■ REQUIREMENTS: Write out the listing exactly as it is given.

■ SUPPLIED INFORMATION:
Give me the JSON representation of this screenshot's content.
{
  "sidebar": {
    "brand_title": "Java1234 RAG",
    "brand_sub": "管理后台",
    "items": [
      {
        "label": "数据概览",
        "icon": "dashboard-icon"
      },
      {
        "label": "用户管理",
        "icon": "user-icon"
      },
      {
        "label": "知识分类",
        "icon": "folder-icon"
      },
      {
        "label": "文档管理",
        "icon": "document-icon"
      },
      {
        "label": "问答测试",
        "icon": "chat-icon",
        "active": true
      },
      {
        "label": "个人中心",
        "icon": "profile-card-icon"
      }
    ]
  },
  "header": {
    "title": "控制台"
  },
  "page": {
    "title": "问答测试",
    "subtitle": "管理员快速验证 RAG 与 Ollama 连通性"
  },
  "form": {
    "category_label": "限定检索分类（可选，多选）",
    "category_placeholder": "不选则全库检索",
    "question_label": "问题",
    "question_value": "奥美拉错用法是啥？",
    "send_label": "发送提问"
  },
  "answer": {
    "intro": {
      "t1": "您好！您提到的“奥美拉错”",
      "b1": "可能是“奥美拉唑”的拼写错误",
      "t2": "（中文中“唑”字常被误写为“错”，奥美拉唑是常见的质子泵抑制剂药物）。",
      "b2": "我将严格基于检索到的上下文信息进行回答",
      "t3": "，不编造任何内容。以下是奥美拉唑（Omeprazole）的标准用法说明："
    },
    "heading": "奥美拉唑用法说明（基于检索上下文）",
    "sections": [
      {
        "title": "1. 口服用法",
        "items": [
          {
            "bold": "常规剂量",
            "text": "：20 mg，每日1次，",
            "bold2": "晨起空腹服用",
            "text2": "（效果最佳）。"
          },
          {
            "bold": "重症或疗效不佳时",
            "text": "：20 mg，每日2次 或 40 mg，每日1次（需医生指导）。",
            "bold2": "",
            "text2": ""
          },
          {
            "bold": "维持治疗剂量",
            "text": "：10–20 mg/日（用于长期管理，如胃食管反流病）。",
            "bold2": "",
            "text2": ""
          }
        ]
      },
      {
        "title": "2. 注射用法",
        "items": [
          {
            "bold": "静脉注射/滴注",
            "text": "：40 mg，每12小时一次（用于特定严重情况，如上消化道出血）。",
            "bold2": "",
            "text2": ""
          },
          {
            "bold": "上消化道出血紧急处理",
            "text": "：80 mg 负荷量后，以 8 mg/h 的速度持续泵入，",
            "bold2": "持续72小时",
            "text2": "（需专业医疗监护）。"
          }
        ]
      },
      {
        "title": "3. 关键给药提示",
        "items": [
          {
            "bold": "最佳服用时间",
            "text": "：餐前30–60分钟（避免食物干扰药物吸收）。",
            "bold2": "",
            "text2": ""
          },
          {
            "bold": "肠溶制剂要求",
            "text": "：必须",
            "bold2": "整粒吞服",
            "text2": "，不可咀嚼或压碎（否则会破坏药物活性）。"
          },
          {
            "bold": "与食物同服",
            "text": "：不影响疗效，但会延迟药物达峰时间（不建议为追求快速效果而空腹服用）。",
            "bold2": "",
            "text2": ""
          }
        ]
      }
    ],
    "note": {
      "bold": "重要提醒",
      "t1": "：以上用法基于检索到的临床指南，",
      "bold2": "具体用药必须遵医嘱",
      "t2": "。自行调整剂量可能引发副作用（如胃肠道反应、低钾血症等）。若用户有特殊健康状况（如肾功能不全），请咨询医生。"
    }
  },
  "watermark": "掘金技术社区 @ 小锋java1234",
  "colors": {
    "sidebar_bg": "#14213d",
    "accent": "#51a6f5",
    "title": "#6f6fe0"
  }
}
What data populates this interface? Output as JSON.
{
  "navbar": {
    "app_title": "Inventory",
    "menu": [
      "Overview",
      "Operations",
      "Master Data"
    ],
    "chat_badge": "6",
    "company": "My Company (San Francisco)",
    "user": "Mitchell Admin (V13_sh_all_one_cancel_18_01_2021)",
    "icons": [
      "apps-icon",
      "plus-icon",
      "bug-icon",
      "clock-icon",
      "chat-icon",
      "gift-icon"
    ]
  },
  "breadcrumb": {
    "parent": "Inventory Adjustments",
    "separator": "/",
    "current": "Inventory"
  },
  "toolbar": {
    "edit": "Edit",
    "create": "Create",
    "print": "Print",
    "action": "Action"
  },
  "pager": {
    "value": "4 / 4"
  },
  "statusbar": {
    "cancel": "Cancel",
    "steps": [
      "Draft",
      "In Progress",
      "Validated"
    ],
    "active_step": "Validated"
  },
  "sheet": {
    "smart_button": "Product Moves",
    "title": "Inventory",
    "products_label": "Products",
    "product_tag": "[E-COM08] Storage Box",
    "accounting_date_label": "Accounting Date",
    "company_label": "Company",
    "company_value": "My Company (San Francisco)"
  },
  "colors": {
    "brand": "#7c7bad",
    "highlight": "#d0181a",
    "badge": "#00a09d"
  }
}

■ SOLVED EXERCISE:
Give me the JSON representation of this screenshot's content.
{
  "sidebar": {
    "brand_title": "Java1234 RAG",
    "brand_sub": "管理后台",
    "items": [
      {
        "label": "数据概览",
        "icon": "dashboard-icon"
      },
      {
        "label": "用户管理",
        "icon": "user-icon"
      },
      {
        "label": "知识分类",
        "icon": "folder-icon"
      },
      {
        "label": "文档管理",
        "icon": "document-icon"
      },
      {
        "label": "问答测试",
        "icon": "chat-icon",
        "active": true
      },
      {
        "label": "个人中心",
        "icon": "profile-card-icon"
      }
    ]
  },
  "header": {
    "title": "控制台"
  },
  "page": {
    "title": "问答测试",
    "subtitle": "管理员快速验证 RAG 与 Ollama 连通性"
  },
  "form": {
    "category_label": "限定检索分类（可选，多选）",
    "category_placeholder": "不选则全库检索",
    "question_label": "问题",
    "question_value": "奥美拉错用法是啥？",
    "send_label": "发送提问"
  },
  "answer": {
    "intro": {
      "t1": "您好！您提到的“奥美拉错”",
      "b1": "可能是“奥美拉唑”的拼写错误",
      "t2": "（中文中“唑”字常被误写为“错”，奥美拉唑是常见的质子泵抑制剂药物）。",
      "b2": "我将严格基于检索到的上下文信息进行回答",
      "t3": "，不编造任何内容。以下是奥美拉唑（Omeprazole）的标准用法说明："
    },
    "heading": "奥美拉唑用法说明（基于检索上下文）",
    "sections": [
      {
        "title": "1. 口服用法",
        "items": [
          {
            "bold": "常规剂量",
            "text": "：20 mg，每日1次，",
            "bold2": "晨起空腹服用",
            "text2": "（效果最佳）。"
          },
          {
            "bold": "重症或疗效不佳时",
            "text": "：20 mg，每日2次 或 40 mg，每日1次（需医生指导）。",
            "bold2": "",
            "text2": ""
          },
          {
            "bold": "维持治疗剂量",
            "text": "：10–20 mg/日（用于长期管理，如胃食管反流病）。",
            "bold2": "",
            "text2": ""
          }
        ]
      },
      {
        "title": "2. 注射用法",
        "items": [
          {
            "bold": "静脉注射/滴注",
            "text": "：40 mg，每12小时一次（用于特定严重情况，如上消化道出血）。",
            "bold2": "",
            "text2": ""
          },
          {
            "bold": "上消化道出血紧急处理",
            "text": "：80 mg 负荷量后，以 8 mg/h 的速度持续泵入，",
            "bold2": "持续72小时",
            "text2": "（需专业医疗监护）。"
          }
        ]
      },
      {
        "title": "3. 关键给药提示",
        "items": [
          {
            "bold": "最佳服用时间",
            "text": "：餐前30–60分钟（避免食物干扰药物吸收）。",
            "bold2": "",
            "text2": ""
          },
          {
            "bold": "肠溶制剂要求",
            "text": "：必须",
            "bold2": "整粒吞服",
            "text2": "，不可咀嚼或压碎（否则会破坏药物活性）。"
          },
          {
            "bold": "与食物同服",
            "text": "：不影响疗效，但会延迟药物达峰时间（不建议为追求快速效果而空腹服用）。",
            "bold2": "",
            "text2": ""
          }
        ]
      }
    ],
    "note": {
      "bold": "重要提醒",
      "t1": "：以上用法基于检索到的临床指南，",
      "bold2": "具体用药必须遵医嘱",
      "t2": "。自行调整剂量可能引发副作用（如胃肠道反应、低钾血症等）。若用户有特殊健康状况（如肾功能不全），请咨询医生。"
    }
  },
  "watermark": "掘金技术社区 @ 小锋java1234",
  "colors": {
    "sidebar_bg": "#14213d",
    "accent": "#51a6f5",
    "title": "#6f6fe0"
  }
}
What data populates this interface? Output as JSON.
{
  "navbar": {
    "app_title": "Inventory",
    "menu": [
      "Overview",
      "Operations",
      "Master Data"
    ],
    "chat_badge": "6",
    "company": "My Company (San Francisco)",
    "user": "Mitchell Admin (V13_sh_all_one_cancel_18_01_2021)",
    "icons": [
      "apps-icon",
      "plus-icon",
      "bug-icon",
      "clock-icon",
      "chat-icon",
      "gift-icon"
    ]
  },
  "breadcrumb": {
    "parent": "Inventory Adjustments",
    "separator": "/",
    "current": "Inventory"
  },
  "toolbar": {
    "edit": "Edit",
    "create": "Create",
    "print": "Print",
    "action": "Action"
  },
  "pager": {
    "value": "4 / 4"
  },
  "statusbar": {
    "cancel": "Cancel",
    "steps": [
      "Draft",
      "In Progress",
      "Validated"
    ],
    "active_step": "Validated"
  },
  "sheet": {
    "smart_button": "Product Moves",
    "title": "Inventory",
    "products_label": "Products",
    "product_tag": "[E-COM08] Storage Box",
    "accounting_date_label": "Accounting Date",
    "company_label": "Company",
    "company_value": "My Company (San Francisco)"
  },
  "colors": {
    "brand": "#7c7bad",
    "highlight": "#d0181a",
    "badge": "#00a09d"
  }
}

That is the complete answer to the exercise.